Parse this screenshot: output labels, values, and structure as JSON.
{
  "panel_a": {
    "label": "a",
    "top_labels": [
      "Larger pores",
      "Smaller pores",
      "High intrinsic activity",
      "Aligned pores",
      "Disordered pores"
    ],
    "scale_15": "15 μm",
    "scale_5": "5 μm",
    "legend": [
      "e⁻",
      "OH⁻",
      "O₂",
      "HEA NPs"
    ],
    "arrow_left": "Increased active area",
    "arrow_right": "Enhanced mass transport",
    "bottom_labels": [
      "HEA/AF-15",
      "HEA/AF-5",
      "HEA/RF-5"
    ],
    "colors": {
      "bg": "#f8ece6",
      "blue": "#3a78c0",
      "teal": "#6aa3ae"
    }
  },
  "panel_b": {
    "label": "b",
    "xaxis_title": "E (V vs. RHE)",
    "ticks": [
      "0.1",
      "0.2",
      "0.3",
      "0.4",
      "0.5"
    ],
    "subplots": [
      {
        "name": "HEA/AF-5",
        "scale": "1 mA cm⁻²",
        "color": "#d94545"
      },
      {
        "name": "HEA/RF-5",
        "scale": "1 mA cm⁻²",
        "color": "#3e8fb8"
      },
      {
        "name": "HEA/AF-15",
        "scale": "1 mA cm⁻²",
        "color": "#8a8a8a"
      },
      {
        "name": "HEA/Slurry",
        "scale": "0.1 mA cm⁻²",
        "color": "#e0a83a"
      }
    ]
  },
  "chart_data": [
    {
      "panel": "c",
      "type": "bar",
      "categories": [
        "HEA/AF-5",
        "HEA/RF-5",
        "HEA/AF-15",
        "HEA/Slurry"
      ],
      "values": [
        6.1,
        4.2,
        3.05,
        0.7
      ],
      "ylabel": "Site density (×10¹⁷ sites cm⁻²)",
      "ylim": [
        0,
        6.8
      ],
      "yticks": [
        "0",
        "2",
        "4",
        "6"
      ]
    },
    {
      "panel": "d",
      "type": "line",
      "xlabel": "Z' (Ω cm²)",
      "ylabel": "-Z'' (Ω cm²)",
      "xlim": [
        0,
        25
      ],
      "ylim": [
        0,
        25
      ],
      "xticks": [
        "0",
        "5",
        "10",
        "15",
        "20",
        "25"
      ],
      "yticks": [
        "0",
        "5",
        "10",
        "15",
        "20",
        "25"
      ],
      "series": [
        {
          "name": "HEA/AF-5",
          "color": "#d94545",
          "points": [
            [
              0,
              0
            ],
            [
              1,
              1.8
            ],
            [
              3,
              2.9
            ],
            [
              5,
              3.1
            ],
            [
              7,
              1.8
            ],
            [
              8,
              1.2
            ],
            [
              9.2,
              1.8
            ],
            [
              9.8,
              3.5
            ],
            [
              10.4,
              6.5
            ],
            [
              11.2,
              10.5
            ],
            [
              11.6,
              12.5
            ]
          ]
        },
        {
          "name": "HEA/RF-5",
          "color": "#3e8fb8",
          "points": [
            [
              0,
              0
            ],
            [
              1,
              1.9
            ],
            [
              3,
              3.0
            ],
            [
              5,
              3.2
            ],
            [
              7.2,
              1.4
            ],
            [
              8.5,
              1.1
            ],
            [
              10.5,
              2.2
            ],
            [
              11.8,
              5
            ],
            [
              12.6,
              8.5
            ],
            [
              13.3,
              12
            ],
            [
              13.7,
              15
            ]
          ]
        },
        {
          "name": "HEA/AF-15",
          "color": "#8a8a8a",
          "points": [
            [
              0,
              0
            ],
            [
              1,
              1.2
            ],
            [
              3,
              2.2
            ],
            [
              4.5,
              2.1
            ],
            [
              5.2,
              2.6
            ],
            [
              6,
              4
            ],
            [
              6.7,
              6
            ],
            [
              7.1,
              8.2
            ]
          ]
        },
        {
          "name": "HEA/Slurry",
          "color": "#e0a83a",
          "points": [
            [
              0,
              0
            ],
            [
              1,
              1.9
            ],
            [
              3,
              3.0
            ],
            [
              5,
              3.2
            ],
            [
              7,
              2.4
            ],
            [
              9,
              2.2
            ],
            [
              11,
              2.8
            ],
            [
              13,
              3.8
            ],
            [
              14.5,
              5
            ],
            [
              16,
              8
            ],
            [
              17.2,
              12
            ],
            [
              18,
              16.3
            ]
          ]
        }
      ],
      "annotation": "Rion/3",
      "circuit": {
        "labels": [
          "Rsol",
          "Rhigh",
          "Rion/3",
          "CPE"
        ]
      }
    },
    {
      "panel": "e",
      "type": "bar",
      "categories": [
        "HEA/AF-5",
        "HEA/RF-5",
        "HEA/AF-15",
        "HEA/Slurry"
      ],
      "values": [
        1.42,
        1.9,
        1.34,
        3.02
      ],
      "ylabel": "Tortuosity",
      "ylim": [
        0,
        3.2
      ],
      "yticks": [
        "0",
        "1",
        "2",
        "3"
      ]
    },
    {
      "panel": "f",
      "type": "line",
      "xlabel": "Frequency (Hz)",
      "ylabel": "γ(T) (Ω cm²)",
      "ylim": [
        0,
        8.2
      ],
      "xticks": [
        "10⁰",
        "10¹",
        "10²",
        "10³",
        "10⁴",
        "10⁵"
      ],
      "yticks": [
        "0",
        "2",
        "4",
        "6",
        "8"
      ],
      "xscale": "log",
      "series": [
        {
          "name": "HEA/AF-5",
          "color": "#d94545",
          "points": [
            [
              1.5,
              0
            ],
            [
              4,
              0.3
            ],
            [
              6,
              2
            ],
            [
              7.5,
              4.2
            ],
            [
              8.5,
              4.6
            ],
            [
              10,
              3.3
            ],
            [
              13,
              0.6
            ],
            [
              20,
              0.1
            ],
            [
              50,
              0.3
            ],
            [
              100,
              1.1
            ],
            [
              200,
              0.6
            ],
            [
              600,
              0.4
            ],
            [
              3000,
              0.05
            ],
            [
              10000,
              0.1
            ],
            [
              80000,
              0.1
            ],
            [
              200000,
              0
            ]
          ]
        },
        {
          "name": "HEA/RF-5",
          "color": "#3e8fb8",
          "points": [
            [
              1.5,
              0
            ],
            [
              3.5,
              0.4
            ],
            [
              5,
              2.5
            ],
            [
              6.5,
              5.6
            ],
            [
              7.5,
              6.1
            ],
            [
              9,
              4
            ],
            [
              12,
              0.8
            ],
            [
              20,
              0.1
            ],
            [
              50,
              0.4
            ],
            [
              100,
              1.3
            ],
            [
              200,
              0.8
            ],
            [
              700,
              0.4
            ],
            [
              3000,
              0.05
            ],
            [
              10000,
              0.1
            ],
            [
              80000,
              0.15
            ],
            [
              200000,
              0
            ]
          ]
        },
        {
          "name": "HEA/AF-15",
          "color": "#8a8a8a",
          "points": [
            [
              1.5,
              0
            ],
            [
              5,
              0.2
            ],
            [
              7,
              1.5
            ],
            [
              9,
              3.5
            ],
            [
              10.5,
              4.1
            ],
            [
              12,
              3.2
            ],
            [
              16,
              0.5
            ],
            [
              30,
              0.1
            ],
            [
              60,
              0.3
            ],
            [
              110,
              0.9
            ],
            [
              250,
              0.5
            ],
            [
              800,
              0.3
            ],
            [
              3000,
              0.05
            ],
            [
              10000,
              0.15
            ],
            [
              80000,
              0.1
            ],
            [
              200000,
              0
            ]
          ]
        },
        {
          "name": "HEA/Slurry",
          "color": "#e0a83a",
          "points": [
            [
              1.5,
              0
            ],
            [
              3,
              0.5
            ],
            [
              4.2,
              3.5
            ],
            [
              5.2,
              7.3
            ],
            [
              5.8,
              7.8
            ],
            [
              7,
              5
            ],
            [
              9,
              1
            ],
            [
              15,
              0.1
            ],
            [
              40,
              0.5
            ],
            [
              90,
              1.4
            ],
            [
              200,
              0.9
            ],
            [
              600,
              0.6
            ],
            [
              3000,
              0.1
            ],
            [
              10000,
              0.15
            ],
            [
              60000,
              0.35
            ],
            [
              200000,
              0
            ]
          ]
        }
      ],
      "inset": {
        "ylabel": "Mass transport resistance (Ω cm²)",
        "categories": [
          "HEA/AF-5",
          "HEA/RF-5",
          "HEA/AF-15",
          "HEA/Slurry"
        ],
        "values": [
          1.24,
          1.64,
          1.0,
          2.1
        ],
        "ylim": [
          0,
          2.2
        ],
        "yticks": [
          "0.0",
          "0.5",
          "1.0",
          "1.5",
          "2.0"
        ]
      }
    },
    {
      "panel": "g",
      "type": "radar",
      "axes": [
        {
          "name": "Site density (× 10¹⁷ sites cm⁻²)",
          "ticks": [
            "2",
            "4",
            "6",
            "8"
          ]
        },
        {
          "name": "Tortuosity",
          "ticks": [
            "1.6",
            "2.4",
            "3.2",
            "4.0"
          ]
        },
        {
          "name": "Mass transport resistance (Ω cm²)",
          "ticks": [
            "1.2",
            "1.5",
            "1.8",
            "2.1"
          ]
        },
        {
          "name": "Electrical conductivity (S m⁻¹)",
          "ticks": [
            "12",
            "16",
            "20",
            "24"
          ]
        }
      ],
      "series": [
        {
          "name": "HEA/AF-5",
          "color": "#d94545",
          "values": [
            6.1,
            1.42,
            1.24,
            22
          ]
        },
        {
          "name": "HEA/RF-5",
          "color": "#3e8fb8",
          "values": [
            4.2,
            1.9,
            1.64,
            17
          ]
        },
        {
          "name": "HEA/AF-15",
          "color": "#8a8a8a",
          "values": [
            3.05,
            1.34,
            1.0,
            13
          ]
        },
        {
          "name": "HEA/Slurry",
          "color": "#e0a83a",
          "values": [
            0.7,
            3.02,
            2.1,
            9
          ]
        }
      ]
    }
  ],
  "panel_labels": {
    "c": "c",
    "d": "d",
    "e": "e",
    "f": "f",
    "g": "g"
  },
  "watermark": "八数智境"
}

* **Brief**
Copy each line of the listing that holds the word "Tortuosity".

* **Correct output**
      "ylabel": "Tortuosity",
          "name": "Tortuosity",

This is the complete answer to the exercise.